» Stated task
How many lines in these records hold the string "compressed"? Reply with the number alone.

Extracted data entries
(begin)

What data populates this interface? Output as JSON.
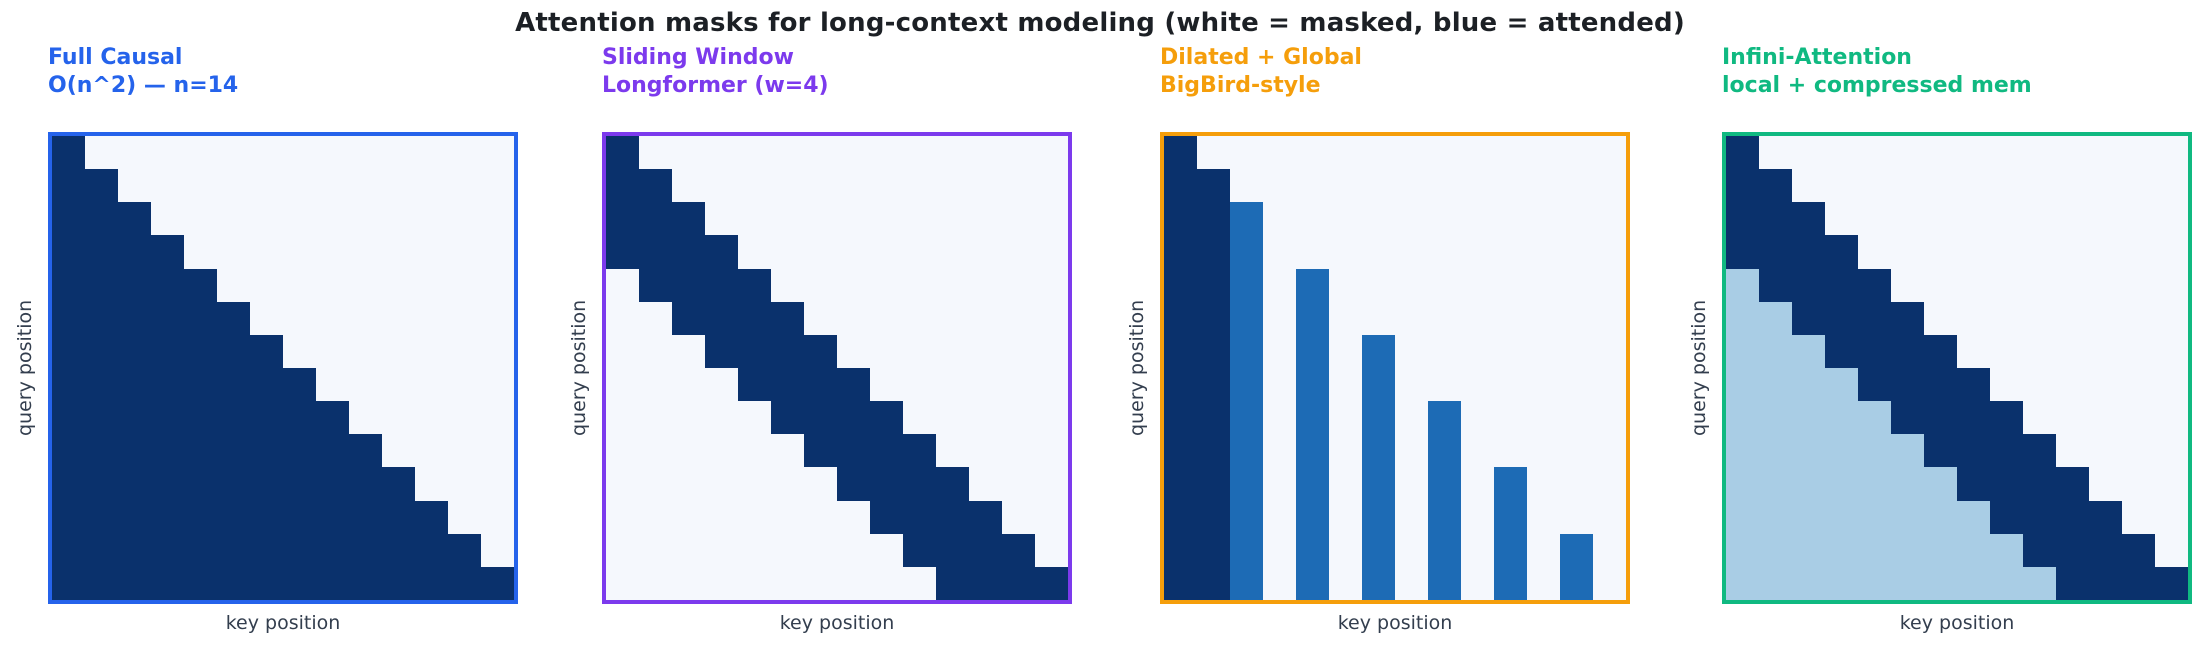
{
  "chart_data": {
    "type": "heatmap",
    "figure_title": "Attention masks for long-context modeling (white = masked, blue = attended)",
    "n": 14,
    "legend_note": "white = masked, blue = attended",
    "cell_colors": {
      "D": "#0a316c",
      "M": "#1d6bb5",
      "L": "#a9cde5",
      ".": "#f5f8fd"
    },
    "cell_legend": {
      "D": "attended (dark navy)",
      "M": "dilated/global attended (medium blue)",
      "L": "compressed memory (light blue)",
      ".": "masked (near-white)"
    },
    "panels": [
      {
        "id": "full-causal",
        "title_line1": "Full Causal",
        "title_line2": "O(n^2) — n=14",
        "accent": "#2563eb",
        "xlabel": "key position",
        "ylabel": "query position",
        "mask": [
          "D.............",
          "DD............",
          "DDD...........",
          "DDDD..........",
          "DDDDD.........",
          "DDDDDD........",
          "DDDDDDD.......",
          "DDDDDDDD......",
          "DDDDDDDDD.....",
          "DDDDDDDDDD....",
          "DDDDDDDDDDD...",
          "DDDDDDDDDDDD..",
          "DDDDDDDDDDDDD.",
          "DDDDDDDDDDDDDD"
        ]
      },
      {
        "id": "sliding-window",
        "title_line1": "Sliding Window",
        "title_line2": "Longformer (w=4)",
        "accent": "#7c3aed",
        "xlabel": "key position",
        "ylabel": "query position",
        "mask": [
          "D.............",
          "DD............",
          "DDD...........",
          "DDDD..........",
          ".DDDD.........",
          "..DDDD........",
          "...DDDD.......",
          "....DDDD......",
          ".....DDDD.....",
          "......DDDD....",
          ".......DDDD...",
          "........DDDD..",
          ".........DDDD.",
          "..........DDDD"
        ]
      },
      {
        "id": "dilated-global",
        "title_line1": "Dilated + Global",
        "title_line2": "BigBird-style",
        "accent": "#f59e0b",
        "xlabel": "key position",
        "ylabel": "query position",
        "mask": [
          "D.............",
          "DD............",
          "DDM...........",
          "DDM...........",
          "DDM.M.........",
          "DDM.M.........",
          "DDM.M.M.......",
          "DDM.M.M.......",
          "DDM.M.M.M.....",
          "DDM.M.M.M.....",
          "DDM.M.M.M.M...",
          "DDM.M.M.M.M...",
          "DDM.M.M.M.M.M.",
          "DDM.M.M.M.M.M."
        ]
      },
      {
        "id": "infini-attention",
        "title_line1": "Infini-Attention",
        "title_line2": "local + compressed mem",
        "accent": "#10b981",
        "xlabel": "key position",
        "ylabel": "query position",
        "mask": [
          "D.............",
          "DD............",
          "DDD...........",
          "DDDD..........",
          "LDDDD.........",
          "LLDDDD........",
          "LLLDDDD.......",
          "LLLLDDDD......",
          "LLLLLDDDD.....",
          "LLLLLLDDDD....",
          "LLLLLLLDDDD...",
          "LLLLLLLLDDDD..",
          "LLLLLLLLLDDDD.",
          "LLLLLLLLLLDDDD"
        ]
      }
    ]
  }
}
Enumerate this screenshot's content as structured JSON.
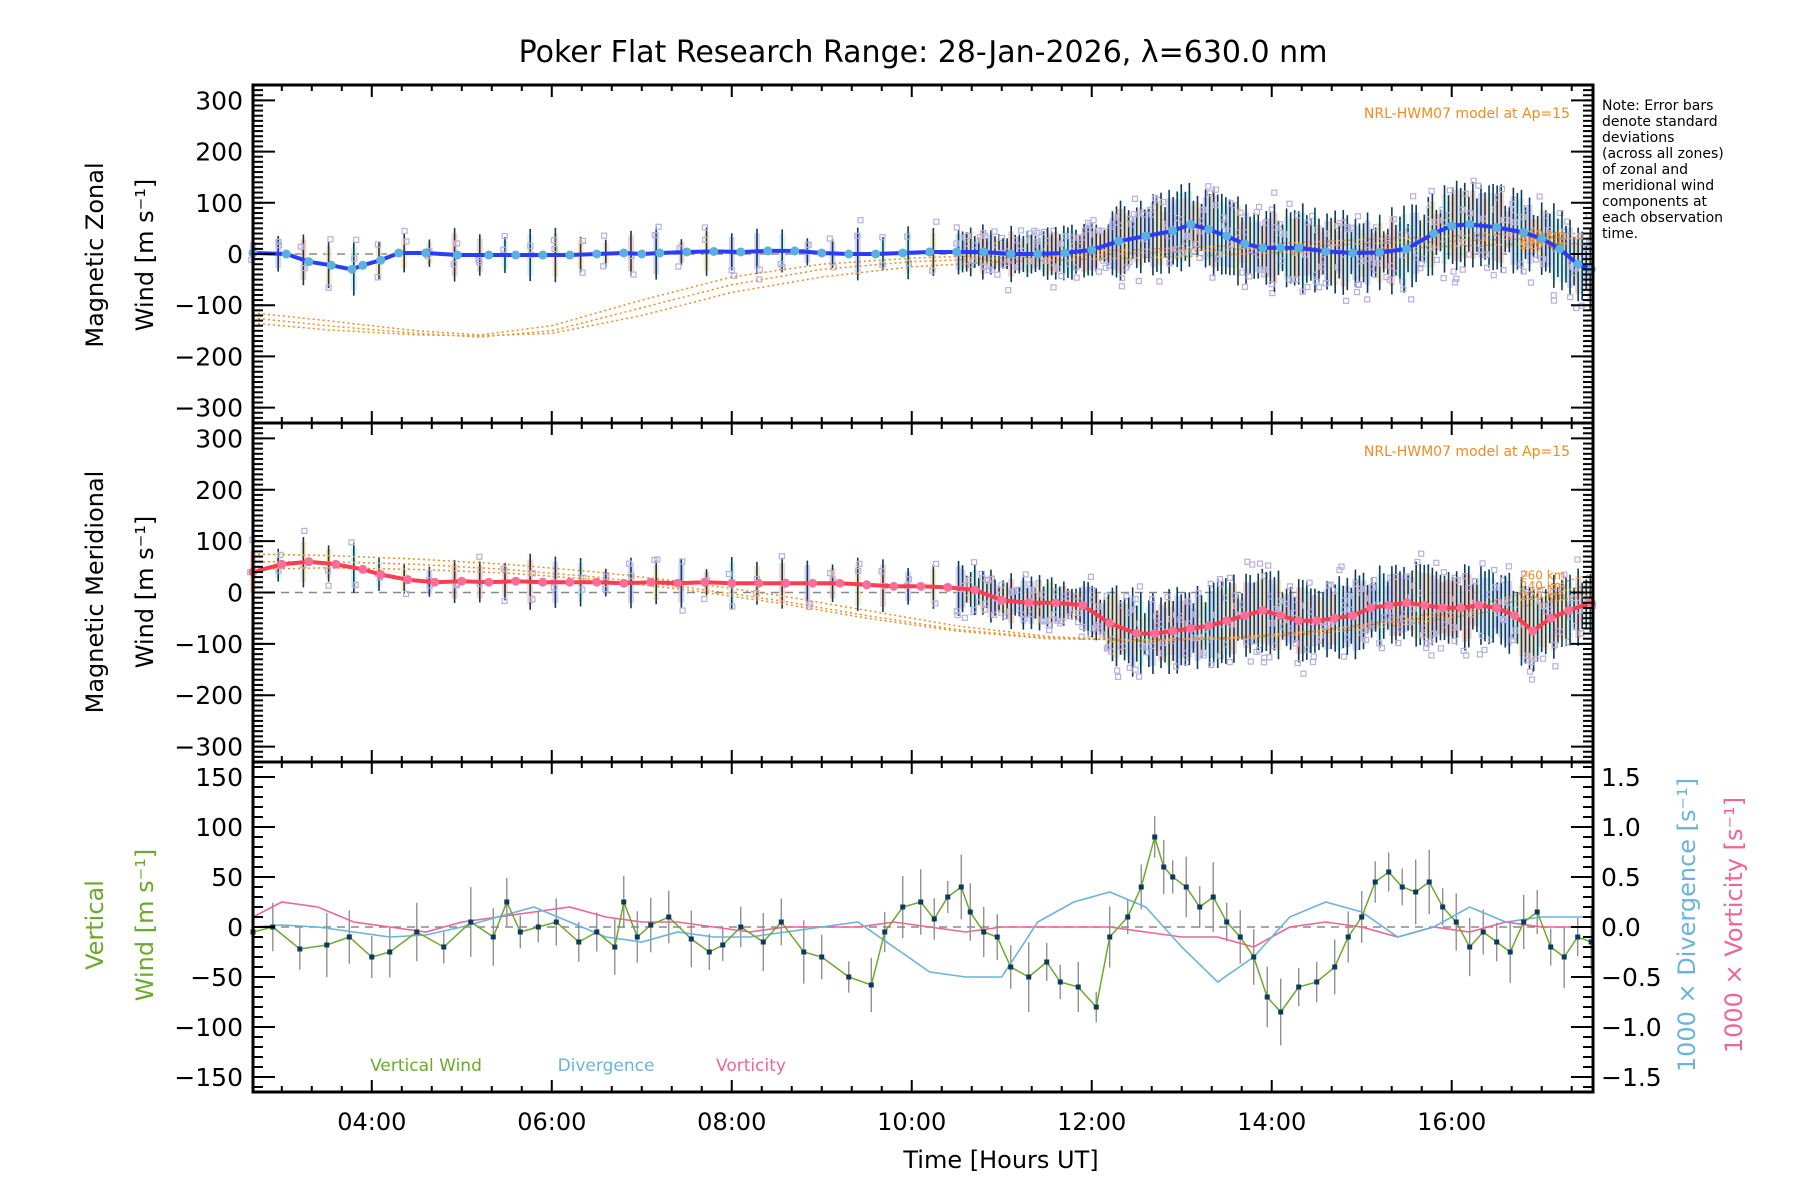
{
  "chart_data": [
    {
      "type": "line",
      "panel": "zonal",
      "title": "Poker Flat Research Range: 28-Jan-2026, λ=630.0 nm",
      "ylabel_line1": "Magnetic Zonal",
      "ylabel_line2": "Wind [m s⁻¹]",
      "ylim": [
        -330,
        330
      ],
      "yticks": [
        300,
        200,
        100,
        0,
        -100,
        -200,
        -300
      ],
      "model_label": "NRL-HWM07 model at Ap=15",
      "altitude_labels": [
        "260 km",
        "240 km",
        "220 km"
      ],
      "colors": {
        "mean": "#2a3cf5",
        "mean_marker": "#5ab0e0",
        "errorbar": "#0d3a5a",
        "zone_points": "#b4b0e0",
        "model": "#f08c1e"
      },
      "series": [
        {
          "name": "Mean zonal wind",
          "x": [
            2.68,
            3.05,
            3.3,
            3.55,
            3.78,
            3.9,
            4.1,
            4.3,
            4.6,
            4.95,
            5.3,
            5.6,
            5.9,
            6.2,
            6.5,
            6.8,
            7.0,
            7.2,
            7.5,
            7.8,
            8.1,
            8.4,
            8.7,
            9.0,
            9.3,
            9.6,
            9.9,
            10.2,
            10.5,
            10.8,
            11.1,
            11.4,
            11.7,
            12.0,
            12.3,
            12.6,
            12.9,
            13.1,
            13.3,
            13.5,
            13.7,
            13.9,
            14.1,
            14.3,
            14.6,
            14.9,
            15.2,
            15.5,
            15.8,
            16.0,
            16.2,
            16.5,
            16.8,
            17.0,
            17.2,
            17.4,
            17.55
          ],
          "y": [
            2,
            0,
            -15,
            -22,
            -30,
            -22,
            -12,
            2,
            2,
            -2,
            -2,
            -2,
            -2,
            -2,
            0,
            2,
            0,
            2,
            4,
            5,
            4,
            6,
            6,
            2,
            0,
            0,
            2,
            4,
            4,
            4,
            0,
            0,
            2,
            8,
            25,
            35,
            45,
            58,
            48,
            35,
            20,
            12,
            12,
            12,
            5,
            2,
            3,
            10,
            40,
            55,
            58,
            52,
            42,
            30,
            10,
            -20,
            -30
          ]
        },
        {
          "name": "NRL-HWM07 260 km",
          "x": [
            2.68,
            3.5,
            4.5,
            5.2,
            6.0,
            7.0,
            8.0,
            9.0,
            10.0,
            11.0,
            12.0,
            13.0,
            14.0,
            15.0,
            16.0,
            16.5,
            17.0,
            17.55
          ],
          "y": [
            -115,
            -130,
            -150,
            -158,
            -140,
            -90,
            -45,
            -20,
            -8,
            -2,
            5,
            12,
            20,
            28,
            35,
            38,
            40,
            40
          ]
        },
        {
          "name": "NRL-HWM07 240 km",
          "x": [
            2.68,
            3.5,
            4.5,
            5.2,
            6.0,
            7.0,
            8.0,
            9.0,
            10.0,
            11.0,
            12.0,
            13.0,
            14.0,
            15.0,
            16.0,
            16.5,
            17.0,
            17.55
          ],
          "y": [
            -125,
            -140,
            -155,
            -162,
            -150,
            -105,
            -60,
            -30,
            -15,
            -8,
            -2,
            5,
            12,
            20,
            25,
            28,
            30,
            30
          ]
        },
        {
          "name": "NRL-HWM07 220 km",
          "x": [
            2.68,
            3.5,
            4.5,
            5.2,
            6.0,
            7.0,
            8.0,
            9.0,
            10.0,
            11.0,
            12.0,
            13.0,
            14.0,
            15.0,
            16.0,
            16.5,
            17.0,
            17.55
          ],
          "y": [
            -135,
            -148,
            -158,
            -160,
            -155,
            -120,
            -75,
            -45,
            -25,
            -15,
            -10,
            -5,
            2,
            8,
            15,
            18,
            20,
            20
          ]
        }
      ]
    },
    {
      "type": "line",
      "panel": "meridional",
      "ylabel_line1": "Magnetic Meridional",
      "ylabel_line2": "Wind [m s⁻¹]",
      "ylim": [
        -330,
        330
      ],
      "yticks": [
        300,
        200,
        100,
        0,
        -100,
        -200,
        -300
      ],
      "model_label": "NRL-HWM07 model at Ap=15",
      "altitude_labels": [
        "260 km",
        "240 km",
        "220 km"
      ],
      "colors": {
        "mean": "#ff3c50",
        "mean_marker": "#ff6e96",
        "errorbar": "#0d3a5a",
        "zone_points": "#b4b0e0",
        "model": "#f08c1e"
      },
      "series": [
        {
          "name": "Mean meridional wind",
          "x": [
            2.68,
            3.0,
            3.3,
            3.6,
            3.9,
            4.1,
            4.4,
            4.7,
            5.0,
            5.3,
            5.6,
            5.9,
            6.2,
            6.5,
            6.8,
            7.1,
            7.4,
            7.7,
            8.0,
            8.3,
            8.6,
            8.9,
            9.2,
            9.5,
            9.8,
            10.1,
            10.4,
            10.7,
            11.0,
            11.3,
            11.6,
            11.9,
            12.2,
            12.5,
            12.7,
            12.9,
            13.1,
            13.3,
            13.5,
            13.7,
            13.9,
            14.1,
            14.3,
            14.5,
            14.7,
            14.9,
            15.1,
            15.3,
            15.5,
            15.7,
            15.9,
            16.1,
            16.3,
            16.5,
            16.7,
            16.9,
            17.1,
            17.3,
            17.55
          ],
          "y": [
            40,
            55,
            60,
            55,
            45,
            35,
            25,
            20,
            22,
            20,
            22,
            20,
            20,
            20,
            18,
            20,
            18,
            20,
            18,
            18,
            18,
            18,
            18,
            15,
            12,
            12,
            10,
            5,
            -15,
            -20,
            -20,
            -25,
            -60,
            -80,
            -80,
            -75,
            -70,
            -65,
            -55,
            -45,
            -35,
            -45,
            -55,
            -55,
            -50,
            -45,
            -30,
            -25,
            -20,
            -25,
            -30,
            -30,
            -25,
            -30,
            -45,
            -75,
            -50,
            -35,
            -20
          ]
        },
        {
          "name": "NRL-HWM07 260 km",
          "x": [
            2.68,
            3.5,
            4.5,
            5.5,
            6.5,
            7.5,
            8.5,
            9.5,
            10.5,
            11.5,
            12.5,
            13.5,
            14.5,
            15.5,
            16.5,
            17.55
          ],
          "y": [
            75,
            72,
            65,
            55,
            40,
            20,
            -5,
            -35,
            -65,
            -85,
            -95,
            -90,
            -75,
            -50,
            -15,
            35
          ]
        },
        {
          "name": "NRL-HWM07 240 km",
          "x": [
            2.68,
            3.5,
            4.5,
            5.5,
            6.5,
            7.5,
            8.5,
            9.5,
            10.5,
            11.5,
            12.5,
            13.5,
            14.5,
            15.5,
            16.5,
            17.55
          ],
          "y": [
            60,
            60,
            55,
            45,
            30,
            10,
            -15,
            -45,
            -72,
            -88,
            -92,
            -88,
            -75,
            -55,
            -25,
            15
          ]
        },
        {
          "name": "NRL-HWM07 220 km",
          "x": [
            2.68,
            3.5,
            4.5,
            5.5,
            6.5,
            7.5,
            8.5,
            9.5,
            10.5,
            11.5,
            12.5,
            13.5,
            14.5,
            15.5,
            16.5,
            17.55
          ],
          "y": [
            45,
            48,
            45,
            38,
            25,
            5,
            -20,
            -50,
            -75,
            -90,
            -92,
            -90,
            -80,
            -62,
            -35,
            -5
          ]
        }
      ]
    },
    {
      "type": "line",
      "panel": "vertical",
      "xlabel": "Time [Hours UT]",
      "xlim": [
        2.68,
        17.57
      ],
      "xticks": [
        "04:00",
        "06:00",
        "08:00",
        "10:00",
        "12:00",
        "14:00",
        "16:00"
      ],
      "xtick_values": [
        4,
        6,
        8,
        10,
        12,
        14,
        16
      ],
      "ylabel_line1": "Vertical",
      "ylabel_line2": "Wind [m s⁻¹]",
      "ylim": [
        -165,
        165
      ],
      "yticks": [
        150,
        100,
        50,
        0,
        -50,
        -100,
        -150
      ],
      "y2label_divergence": "1000 × Divergence [s⁻¹]",
      "y2label_vorticity": "1000 × Vorticity [s⁻¹]",
      "y2lim": [
        -1.65,
        1.65
      ],
      "y2ticks": [
        "1.5",
        "1.0",
        "0.5",
        "0.0",
        "−0.5",
        "−1.0",
        "−1.5"
      ],
      "legend": [
        {
          "label": "Vertical Wind",
          "color": "#6aaa2a"
        },
        {
          "label": "Divergence",
          "color": "#6ab4dc"
        },
        {
          "label": "Vorticity",
          "color": "#f06496"
        }
      ],
      "legend_position": "bottom-left",
      "series": [
        {
          "name": "Vertical Wind",
          "x": [
            2.68,
            2.9,
            3.2,
            3.5,
            3.75,
            4.0,
            4.2,
            4.5,
            4.8,
            5.1,
            5.35,
            5.5,
            5.65,
            5.85,
            6.05,
            6.3,
            6.5,
            6.7,
            6.8,
            6.95,
            7.1,
            7.3,
            7.55,
            7.75,
            7.9,
            8.1,
            8.35,
            8.55,
            8.8,
            9.0,
            9.3,
            9.55,
            9.7,
            9.9,
            10.1,
            10.25,
            10.4,
            10.55,
            10.65,
            10.8,
            10.95,
            11.1,
            11.3,
            11.5,
            11.65,
            11.85,
            12.05,
            12.2,
            12.4,
            12.55,
            12.7,
            12.8,
            12.9,
            13.05,
            13.2,
            13.35,
            13.5,
            13.65,
            13.8,
            13.95,
            14.1,
            14.3,
            14.5,
            14.7,
            14.85,
            15.0,
            15.15,
            15.3,
            15.45,
            15.6,
            15.75,
            15.9,
            16.05,
            16.2,
            16.35,
            16.5,
            16.65,
            16.8,
            16.95,
            17.1,
            17.25,
            17.4,
            17.55
          ],
          "y": [
            -5,
            0,
            -22,
            -18,
            -10,
            -30,
            -25,
            -5,
            -20,
            5,
            -10,
            25,
            -5,
            0,
            5,
            -15,
            -5,
            -20,
            25,
            -10,
            2,
            10,
            -12,
            -25,
            -18,
            0,
            -15,
            5,
            -25,
            -30,
            -50,
            -58,
            -5,
            20,
            25,
            8,
            30,
            40,
            15,
            -5,
            -10,
            -40,
            -50,
            -35,
            -55,
            -60,
            -80,
            -10,
            10,
            40,
            90,
            60,
            50,
            40,
            20,
            30,
            5,
            -10,
            -30,
            -70,
            -85,
            -60,
            -55,
            -40,
            -10,
            10,
            45,
            55,
            40,
            35,
            45,
            20,
            5,
            -20,
            -5,
            -15,
            -25,
            5,
            15,
            -20,
            -30,
            -10,
            -15
          ]
        },
        {
          "name": "Divergence",
          "scale": "y2",
          "x": [
            2.68,
            3.0,
            3.4,
            3.8,
            4.2,
            4.6,
            5.0,
            5.4,
            5.8,
            6.2,
            6.6,
            7.0,
            7.4,
            7.8,
            8.2,
            8.6,
            9.0,
            9.4,
            9.8,
            10.2,
            10.6,
            11.0,
            11.4,
            11.8,
            12.2,
            12.6,
            13.0,
            13.4,
            13.8,
            14.2,
            14.6,
            15.0,
            15.4,
            15.8,
            16.2,
            16.6,
            17.0,
            17.3,
            17.55
          ],
          "y": [
            0.0,
            0.02,
            0.0,
            -0.05,
            -0.1,
            -0.08,
            0.0,
            0.1,
            0.2,
            0.05,
            -0.1,
            -0.15,
            -0.05,
            -0.1,
            -0.1,
            -0.05,
            0.0,
            0.05,
            -0.2,
            -0.45,
            -0.5,
            -0.5,
            0.05,
            0.25,
            0.35,
            0.2,
            -0.2,
            -0.55,
            -0.3,
            0.1,
            0.25,
            0.15,
            -0.1,
            0.0,
            0.2,
            0.05,
            0.1,
            0.1,
            0.1
          ]
        },
        {
          "name": "Vorticity",
          "scale": "y2",
          "x": [
            2.68,
            3.0,
            3.4,
            3.8,
            4.2,
            4.6,
            5.0,
            5.4,
            5.8,
            6.2,
            6.6,
            7.0,
            7.4,
            7.8,
            8.2,
            8.6,
            9.0,
            9.4,
            9.8,
            10.2,
            10.6,
            11.0,
            11.4,
            11.8,
            12.2,
            12.6,
            13.0,
            13.4,
            13.8,
            14.2,
            14.6,
            15.0,
            15.4,
            15.8,
            16.2,
            16.6,
            17.0,
            17.3,
            17.55
          ],
          "y": [
            0.1,
            0.25,
            0.2,
            0.05,
            0.0,
            -0.05,
            0.05,
            0.1,
            0.15,
            0.2,
            0.1,
            0.05,
            0.05,
            0.0,
            -0.05,
            0.0,
            0.0,
            0.0,
            0.05,
            0.0,
            -0.05,
            0.0,
            0.0,
            0.0,
            0.0,
            -0.05,
            -0.1,
            -0.1,
            -0.2,
            0.0,
            0.05,
            0.0,
            -0.1,
            0.0,
            -0.05,
            0.05,
            0.0,
            0.0,
            0.0
          ]
        }
      ]
    }
  ],
  "note": [
    "Note: Error bars",
    "denote standard",
    "deviations",
    "(across all zones)",
    "of zonal and",
    "meridional wind",
    "components at",
    "each observation",
    "time."
  ]
}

(end)

» Output
2